[Records excerpted from a collection]
◆ ◆ ◆ ◆ ◆ ◆ ◆
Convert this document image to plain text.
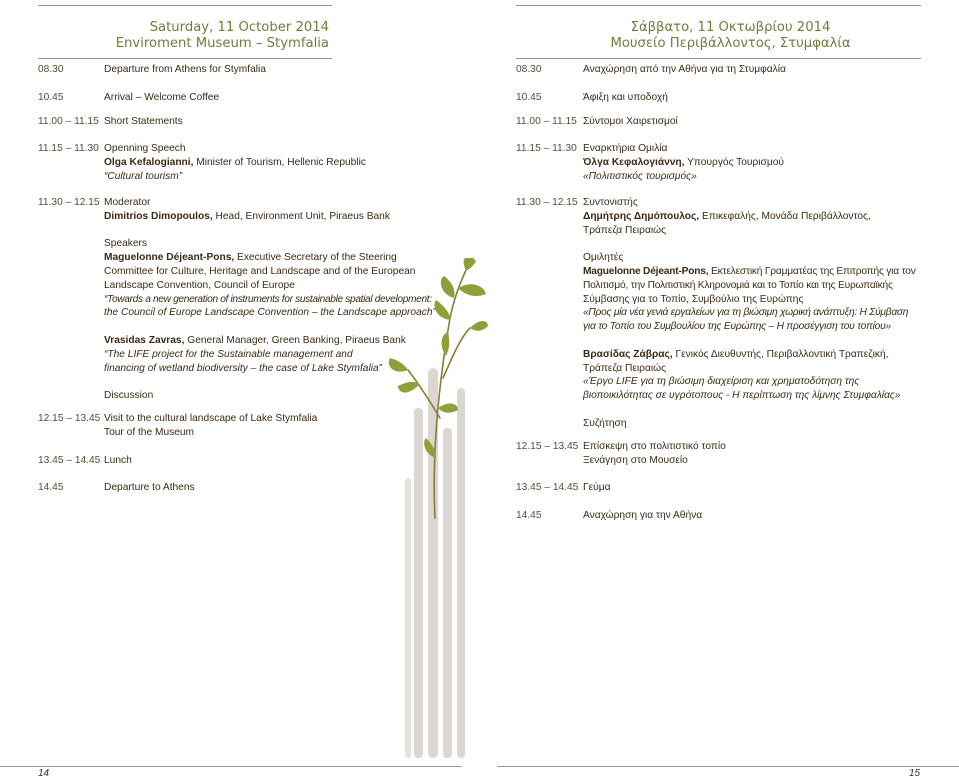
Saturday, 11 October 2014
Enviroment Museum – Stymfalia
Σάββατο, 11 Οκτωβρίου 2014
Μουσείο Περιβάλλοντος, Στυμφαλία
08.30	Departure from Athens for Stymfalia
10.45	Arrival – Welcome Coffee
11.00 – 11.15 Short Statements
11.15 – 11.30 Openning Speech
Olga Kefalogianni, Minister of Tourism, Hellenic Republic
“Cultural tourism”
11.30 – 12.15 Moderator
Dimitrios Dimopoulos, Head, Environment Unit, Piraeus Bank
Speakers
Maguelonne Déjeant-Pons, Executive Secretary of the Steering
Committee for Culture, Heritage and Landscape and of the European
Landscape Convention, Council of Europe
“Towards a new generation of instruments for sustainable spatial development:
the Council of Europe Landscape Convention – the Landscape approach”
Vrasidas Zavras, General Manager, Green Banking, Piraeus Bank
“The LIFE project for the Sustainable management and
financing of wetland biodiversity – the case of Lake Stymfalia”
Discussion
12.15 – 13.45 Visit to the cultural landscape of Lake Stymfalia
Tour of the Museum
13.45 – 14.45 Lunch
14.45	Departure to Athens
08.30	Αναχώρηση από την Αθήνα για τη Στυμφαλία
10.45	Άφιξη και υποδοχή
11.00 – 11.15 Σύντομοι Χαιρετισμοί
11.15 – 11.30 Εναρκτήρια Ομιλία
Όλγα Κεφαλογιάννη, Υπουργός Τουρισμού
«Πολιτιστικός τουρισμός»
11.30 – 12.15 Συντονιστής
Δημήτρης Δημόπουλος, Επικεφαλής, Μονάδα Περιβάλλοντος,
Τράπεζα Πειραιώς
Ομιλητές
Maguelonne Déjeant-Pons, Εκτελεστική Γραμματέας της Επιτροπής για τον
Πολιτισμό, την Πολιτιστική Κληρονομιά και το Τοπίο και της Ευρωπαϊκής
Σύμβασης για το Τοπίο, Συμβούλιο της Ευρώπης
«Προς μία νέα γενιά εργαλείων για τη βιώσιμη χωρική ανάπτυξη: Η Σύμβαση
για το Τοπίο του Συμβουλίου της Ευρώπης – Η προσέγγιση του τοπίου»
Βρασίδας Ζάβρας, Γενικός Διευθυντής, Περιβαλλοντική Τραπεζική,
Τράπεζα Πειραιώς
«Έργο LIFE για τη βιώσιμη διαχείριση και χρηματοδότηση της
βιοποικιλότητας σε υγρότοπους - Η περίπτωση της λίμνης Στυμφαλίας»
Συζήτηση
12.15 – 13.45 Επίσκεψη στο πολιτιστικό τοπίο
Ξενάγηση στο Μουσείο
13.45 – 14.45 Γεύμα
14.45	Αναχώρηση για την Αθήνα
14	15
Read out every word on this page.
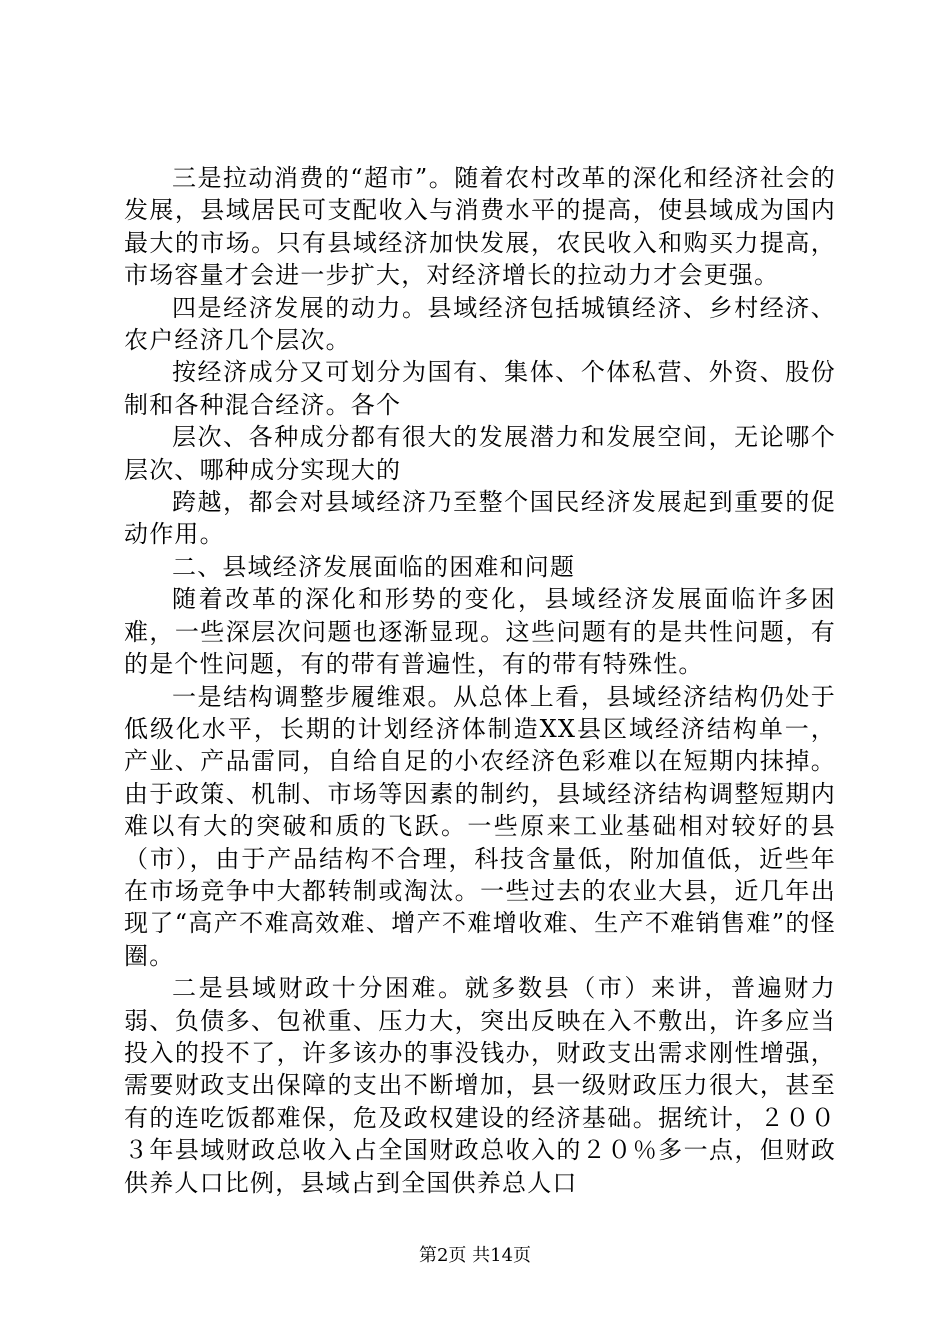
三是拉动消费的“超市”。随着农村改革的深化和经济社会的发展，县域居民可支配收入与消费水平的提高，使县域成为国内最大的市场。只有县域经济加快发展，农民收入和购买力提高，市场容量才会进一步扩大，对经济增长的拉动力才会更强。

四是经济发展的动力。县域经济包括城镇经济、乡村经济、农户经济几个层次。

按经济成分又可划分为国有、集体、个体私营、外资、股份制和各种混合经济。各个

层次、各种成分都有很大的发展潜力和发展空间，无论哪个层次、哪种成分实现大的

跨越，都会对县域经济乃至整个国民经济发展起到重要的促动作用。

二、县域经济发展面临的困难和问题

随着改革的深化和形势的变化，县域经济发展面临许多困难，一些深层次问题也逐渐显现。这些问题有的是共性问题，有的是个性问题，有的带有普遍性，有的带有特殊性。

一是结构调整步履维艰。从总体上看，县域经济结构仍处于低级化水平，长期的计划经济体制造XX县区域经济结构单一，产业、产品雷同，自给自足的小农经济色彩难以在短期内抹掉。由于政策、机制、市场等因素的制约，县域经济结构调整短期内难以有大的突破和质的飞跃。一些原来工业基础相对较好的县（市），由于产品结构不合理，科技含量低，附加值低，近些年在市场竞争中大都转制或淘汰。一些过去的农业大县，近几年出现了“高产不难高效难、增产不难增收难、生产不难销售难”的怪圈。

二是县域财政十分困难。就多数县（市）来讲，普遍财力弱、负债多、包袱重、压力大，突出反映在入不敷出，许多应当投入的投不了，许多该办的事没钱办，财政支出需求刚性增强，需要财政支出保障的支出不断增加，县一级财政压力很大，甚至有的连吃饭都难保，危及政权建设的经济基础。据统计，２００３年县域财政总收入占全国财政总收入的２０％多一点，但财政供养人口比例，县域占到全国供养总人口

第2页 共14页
◆ ◆ ◆ ◆ ◆ ◆ ◆
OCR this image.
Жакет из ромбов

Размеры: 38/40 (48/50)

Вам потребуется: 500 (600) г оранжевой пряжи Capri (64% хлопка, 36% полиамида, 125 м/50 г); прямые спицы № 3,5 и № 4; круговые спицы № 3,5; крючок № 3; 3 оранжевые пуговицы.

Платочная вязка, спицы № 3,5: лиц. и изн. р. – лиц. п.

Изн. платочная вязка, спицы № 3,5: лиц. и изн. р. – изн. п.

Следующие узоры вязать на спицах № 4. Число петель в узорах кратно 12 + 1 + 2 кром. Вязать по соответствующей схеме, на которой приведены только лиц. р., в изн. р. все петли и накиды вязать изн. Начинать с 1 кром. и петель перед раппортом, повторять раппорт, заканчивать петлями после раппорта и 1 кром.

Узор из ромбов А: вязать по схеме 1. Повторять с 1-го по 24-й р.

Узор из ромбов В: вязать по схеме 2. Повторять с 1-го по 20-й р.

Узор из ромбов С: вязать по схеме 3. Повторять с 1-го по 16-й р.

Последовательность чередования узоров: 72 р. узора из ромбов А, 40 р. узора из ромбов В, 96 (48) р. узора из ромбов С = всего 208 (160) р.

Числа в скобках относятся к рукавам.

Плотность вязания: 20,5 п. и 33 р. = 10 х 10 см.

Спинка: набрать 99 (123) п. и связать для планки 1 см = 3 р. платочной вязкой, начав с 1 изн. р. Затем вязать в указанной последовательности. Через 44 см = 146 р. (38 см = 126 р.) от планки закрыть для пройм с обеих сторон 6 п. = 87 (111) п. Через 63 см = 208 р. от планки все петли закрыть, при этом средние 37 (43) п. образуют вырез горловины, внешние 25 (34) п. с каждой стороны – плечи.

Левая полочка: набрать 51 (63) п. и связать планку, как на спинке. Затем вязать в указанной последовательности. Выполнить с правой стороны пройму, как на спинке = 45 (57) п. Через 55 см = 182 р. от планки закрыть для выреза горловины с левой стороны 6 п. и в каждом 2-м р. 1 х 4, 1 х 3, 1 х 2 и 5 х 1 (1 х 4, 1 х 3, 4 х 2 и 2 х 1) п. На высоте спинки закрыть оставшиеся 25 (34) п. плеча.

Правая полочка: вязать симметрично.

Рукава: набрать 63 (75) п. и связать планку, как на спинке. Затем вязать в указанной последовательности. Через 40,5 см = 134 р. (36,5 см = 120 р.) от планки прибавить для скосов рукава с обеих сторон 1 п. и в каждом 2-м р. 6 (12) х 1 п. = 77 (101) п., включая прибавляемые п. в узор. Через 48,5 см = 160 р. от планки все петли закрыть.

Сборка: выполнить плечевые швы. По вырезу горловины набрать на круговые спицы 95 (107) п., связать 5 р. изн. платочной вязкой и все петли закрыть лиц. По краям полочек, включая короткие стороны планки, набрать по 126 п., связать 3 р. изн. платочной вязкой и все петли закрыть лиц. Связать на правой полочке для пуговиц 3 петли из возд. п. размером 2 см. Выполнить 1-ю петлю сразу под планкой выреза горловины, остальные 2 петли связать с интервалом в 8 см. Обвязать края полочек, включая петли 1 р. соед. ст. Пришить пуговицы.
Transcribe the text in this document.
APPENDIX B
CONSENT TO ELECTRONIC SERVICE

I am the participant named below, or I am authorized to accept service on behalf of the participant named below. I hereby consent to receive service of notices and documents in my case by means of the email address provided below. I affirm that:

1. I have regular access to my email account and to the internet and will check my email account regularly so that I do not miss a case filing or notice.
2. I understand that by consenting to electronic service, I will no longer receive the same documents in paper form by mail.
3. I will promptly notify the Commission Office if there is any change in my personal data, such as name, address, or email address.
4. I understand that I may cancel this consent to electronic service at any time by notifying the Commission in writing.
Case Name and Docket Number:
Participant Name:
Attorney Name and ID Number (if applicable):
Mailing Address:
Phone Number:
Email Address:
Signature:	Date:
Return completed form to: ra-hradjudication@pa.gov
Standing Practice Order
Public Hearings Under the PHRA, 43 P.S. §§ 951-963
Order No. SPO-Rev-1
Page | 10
◆ ◆ ◆ ◆ ◆ ◆ ◆
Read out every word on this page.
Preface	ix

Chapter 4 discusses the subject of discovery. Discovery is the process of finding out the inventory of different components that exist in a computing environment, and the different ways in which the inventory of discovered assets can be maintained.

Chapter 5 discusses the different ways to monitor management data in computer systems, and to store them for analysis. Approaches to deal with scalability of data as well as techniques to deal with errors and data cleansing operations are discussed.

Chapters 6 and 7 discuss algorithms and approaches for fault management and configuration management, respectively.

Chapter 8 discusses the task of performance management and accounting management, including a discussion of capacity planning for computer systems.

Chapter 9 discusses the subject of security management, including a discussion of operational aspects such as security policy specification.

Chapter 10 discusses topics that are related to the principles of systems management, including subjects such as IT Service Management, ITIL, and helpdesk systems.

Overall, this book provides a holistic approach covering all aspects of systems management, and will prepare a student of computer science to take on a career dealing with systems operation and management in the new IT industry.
◆ ◆ ◆ ◆ ◆ ◆ ◆
*What you should do*
Working from the entries above, return all lines that contain "discusses".

*Result*
Chapter 4 discusses the subject of discovery. Discovery is the process of finding out the inventory of different components that exist in a computing environment, and the different ways in which the inventory of discovered assets can be maintained.
Chapter 5 discusses the different ways to monitor management data in computer systems, and to store them for analysis. Approaches to deal with scalability of data as well as techniques to deal with errors and data cleansing operations are discussed.
Chapter 8 discusses the task of performance management and accounting management, including a discussion of capacity planning for computer systems.
Chapter 9 discusses the subject of security management, including a discussion of operational aspects such as security policy specification.
Chapter 10 discusses topics that are related to the principles of systems management, including subjects such as IT Service Management, ITIL, and helpdesk systems.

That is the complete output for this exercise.